#### WHAT IS REQUIRED:
Copy only this range: the line with "Read out every word on this page." through the final line of the material, inclusive at both ends.

#### INFORMATION PROVIDED:
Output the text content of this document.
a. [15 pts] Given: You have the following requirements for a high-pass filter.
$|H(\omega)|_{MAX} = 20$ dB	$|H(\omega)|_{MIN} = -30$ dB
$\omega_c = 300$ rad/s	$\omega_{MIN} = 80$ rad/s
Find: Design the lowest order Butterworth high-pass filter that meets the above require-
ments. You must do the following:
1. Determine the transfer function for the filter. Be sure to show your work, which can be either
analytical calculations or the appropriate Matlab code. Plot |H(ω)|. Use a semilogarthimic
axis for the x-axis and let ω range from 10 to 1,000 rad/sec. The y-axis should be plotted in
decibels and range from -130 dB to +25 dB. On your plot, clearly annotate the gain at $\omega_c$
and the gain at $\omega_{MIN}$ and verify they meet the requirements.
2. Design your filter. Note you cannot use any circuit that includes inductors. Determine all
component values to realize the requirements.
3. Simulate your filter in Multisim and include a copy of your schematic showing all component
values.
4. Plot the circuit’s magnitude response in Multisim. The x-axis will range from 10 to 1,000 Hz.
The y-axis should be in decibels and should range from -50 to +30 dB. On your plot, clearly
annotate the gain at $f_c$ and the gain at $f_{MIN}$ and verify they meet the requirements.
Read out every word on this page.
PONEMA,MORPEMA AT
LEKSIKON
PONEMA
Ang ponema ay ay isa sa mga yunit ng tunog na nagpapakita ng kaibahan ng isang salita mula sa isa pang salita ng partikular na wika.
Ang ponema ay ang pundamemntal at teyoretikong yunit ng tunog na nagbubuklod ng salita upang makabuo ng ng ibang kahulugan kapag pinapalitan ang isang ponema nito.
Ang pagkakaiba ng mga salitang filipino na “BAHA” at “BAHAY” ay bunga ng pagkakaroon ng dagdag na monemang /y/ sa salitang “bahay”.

#### TASK SOLUTION:
Read out every word on this page.
PONEMA,MORPEMA AT
LEKSIKON
PONEMA
Ang ponema ay ay isa sa mga yunit ng tunog na nagpapakita ng kaibahan ng isang salita mula sa isa pang salita ng partikular na wika.
Ang ponema ay ang pundamemntal at teyoretikong yunit ng tunog na nagbubuklod ng salita upang makabuo ng ng ibang kahulugan kapag pinapalitan ang isang ponema nito.
Ang pagkakaiba ng mga salitang filipino na “BAHA” at “BAHAY” ay bunga ng pagkakaroon ng dagdag na monemang /y/ sa salitang “bahay”.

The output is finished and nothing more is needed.